### EXERCISE TASK
Your task is to repeat all of the data exactly while excluding the pictures.

### THE RECORDS

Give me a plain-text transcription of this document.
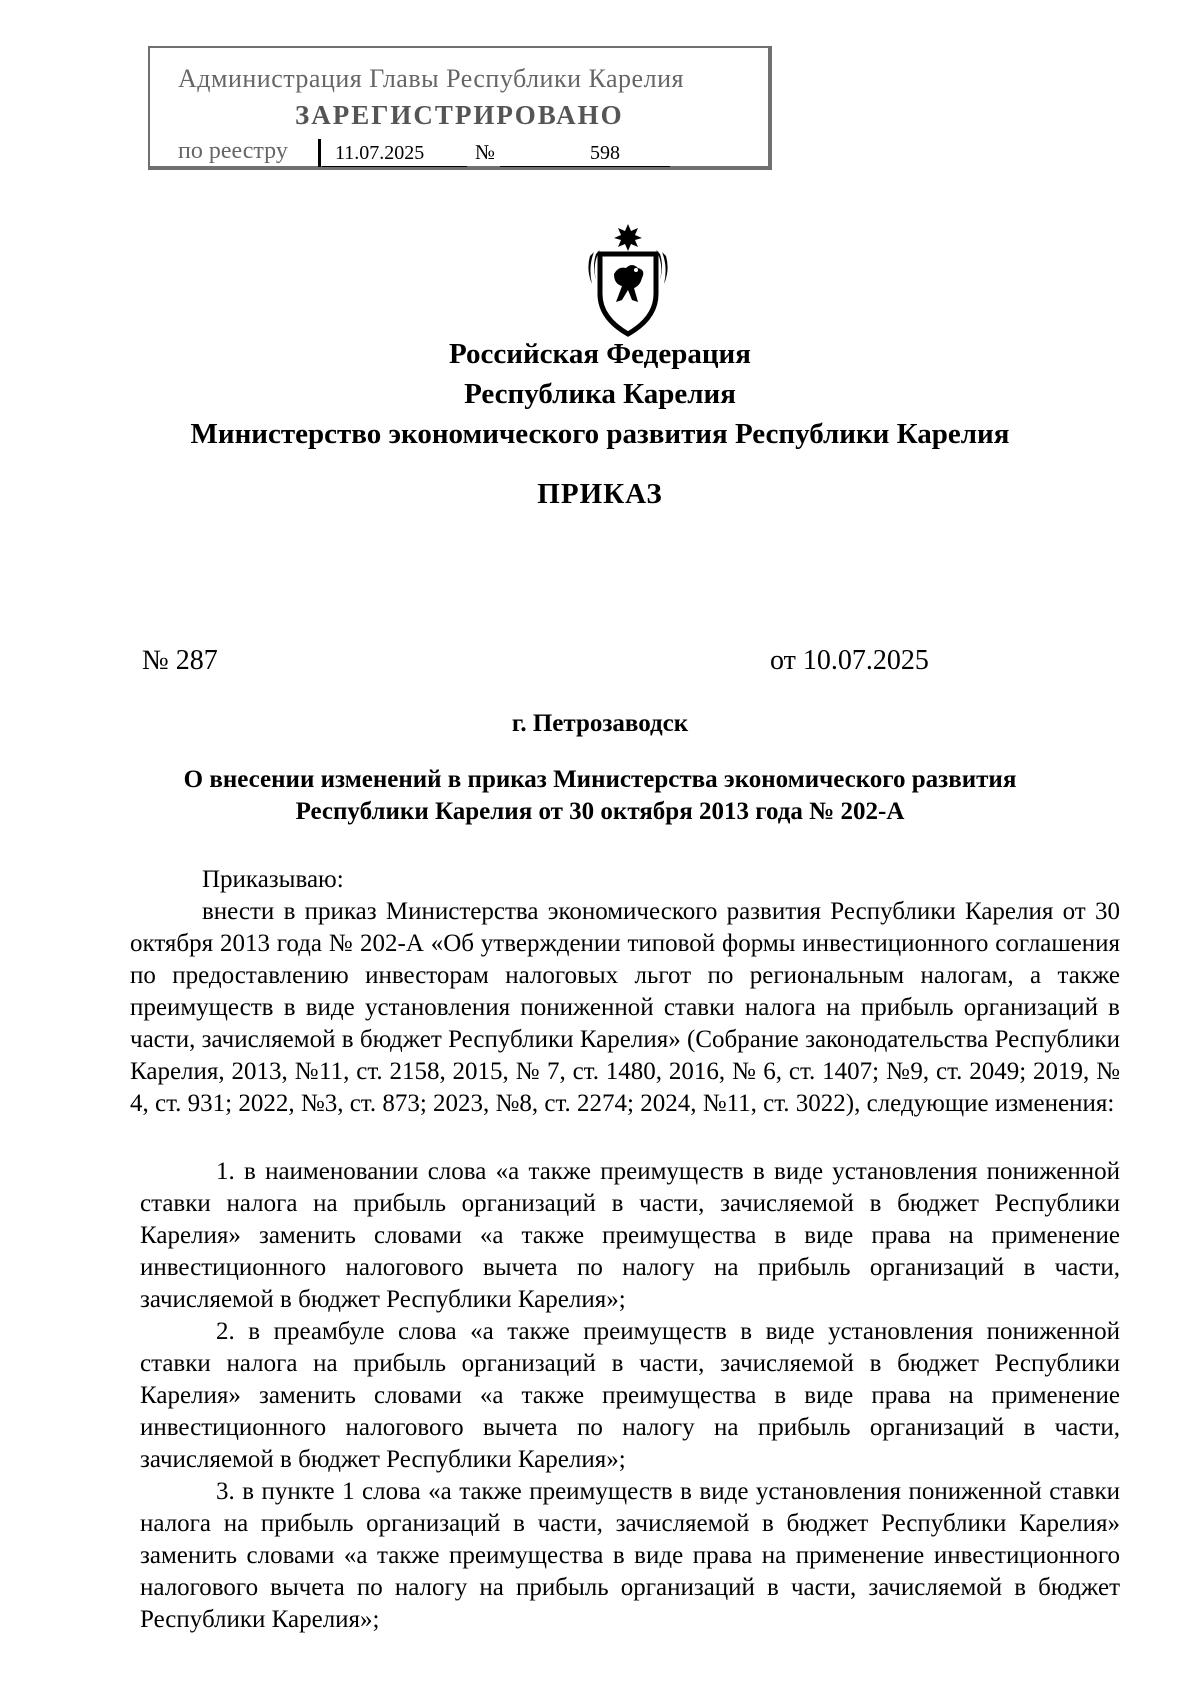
Администрация Главы Республики Карелия
ЗАРЕГИСТРИРОВАНО
по реестру 11.07.2025 №	598
Российская Федерация
Республика Карелия
Министерство экономического развития Республики Карелия
ПРИКАЗ
№ 287	от 10.07.2025
г. Петрозаводск
О внесении изменений в приказ Министерства экономического развития
Республики Карелия от 30 октября 2013 года № 202-А
Приказываю:
внести в приказ Министерства экономического развития Республики Карелия от 30 октября 2013 года № 202-А «Об утверждении типовой формы инвестиционного соглашения по предоставлению инвесторам налоговых льгот по региональным налогам, а также преимуществ в виде установления пониженной ставки налога на прибыль организаций в части, зачисляемой в бюджет Республики Карелия» (Собрание законодательства Республики Карелия, 2013, №11, ст. 2158, 2015, № 7, ст. 1480, 2016, № 6, ст. 1407; №9, ст. 2049; 2019, № 4, ст. 931; 2022, №3, ст. 873; 2023, №8, ст. 2274; 2024, №11, ст. 3022), следующие изменения:
1. в наименовании слова «а также преимуществ в виде установления пониженной ставки налога на прибыль организаций в части, зачисляемой в бюджет Республики Карелия» заменить словами «а также преимущества в виде права на применение инвестиционного налогового вычета по налогу на прибыль организаций в части, зачисляемой в бюджет Республики Карелия»;
2. в преамбуле слова «а также преимуществ в виде установления пониженной ставки налога на прибыль организаций в части, зачисляемой в бюджет Республики Карелия» заменить словами «а также преимущества в виде права на применение инвестиционного налогового вычета по налогу на прибыль организаций в части, зачисляемой в бюджет Республики Карелия»;
3. в пункте 1 слова «а также преимуществ в виде установления пониженной ставки налога на прибыль организаций в части, зачисляемой в бюджет Республики Карелия» заменить словами «а также преимущества в виде права на применение инвестиционного налогового вычета по налогу на прибыль организаций в части, зачисляемой в бюджет Республики Карелия»;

### FINAL ANSWER
Give me a plain-text transcription of this document.
Администрация Главы Республики Карелия
ЗАРЕГИСТРИРОВАНО
по реестру 11.07.2025 №	598
Российская Федерация
Республика Карелия
Министерство экономического развития Республики Карелия
ПРИКАЗ
№ 287	от 10.07.2025
г. Петрозаводск
О внесении изменений в приказ Министерства экономического развития
Республики Карелия от 30 октября 2013 года № 202-А
Приказываю:
внести в приказ Министерства экономического развития Республики Карелия от 30 октября 2013 года № 202-А «Об утверждении типовой формы инвестиционного соглашения по предоставлению инвесторам налоговых льгот по региональным налогам, а также преимуществ в виде установления пониженной ставки налога на прибыль организаций в части, зачисляемой в бюджет Республики Карелия» (Собрание законодательства Республики Карелия, 2013, №11, ст. 2158, 2015, № 7, ст. 1480, 2016, № 6, ст. 1407; №9, ст. 2049; 2019, № 4, ст. 931; 2022, №3, ст. 873; 2023, №8, ст. 2274; 2024, №11, ст. 3022), следующие изменения:
1. в наименовании слова «а также преимуществ в виде установления пониженной ставки налога на прибыль организаций в части, зачисляемой в бюджет Республики Карелия» заменить словами «а также преимущества в виде права на применение инвестиционного налогового вычета по налогу на прибыль организаций в части, зачисляемой в бюджет Республики Карелия»;
2. в преамбуле слова «а также преимуществ в виде установления пониженной ставки налога на прибыль организаций в части, зачисляемой в бюджет Республики Карелия» заменить словами «а также преимущества в виде права на применение инвестиционного налогового вычета по налогу на прибыль организаций в части, зачисляемой в бюджет Республики Карелия»;
3. в пункте 1 слова «а также преимуществ в виде установления пониженной ставки налога на прибыль организаций в части, зачисляемой в бюджет Республики Карелия» заменить словами «а также преимущества в виде права на применение инвестиционного налогового вычета по налогу на прибыль организаций в части, зачисляемой в бюджет Республики Карелия»;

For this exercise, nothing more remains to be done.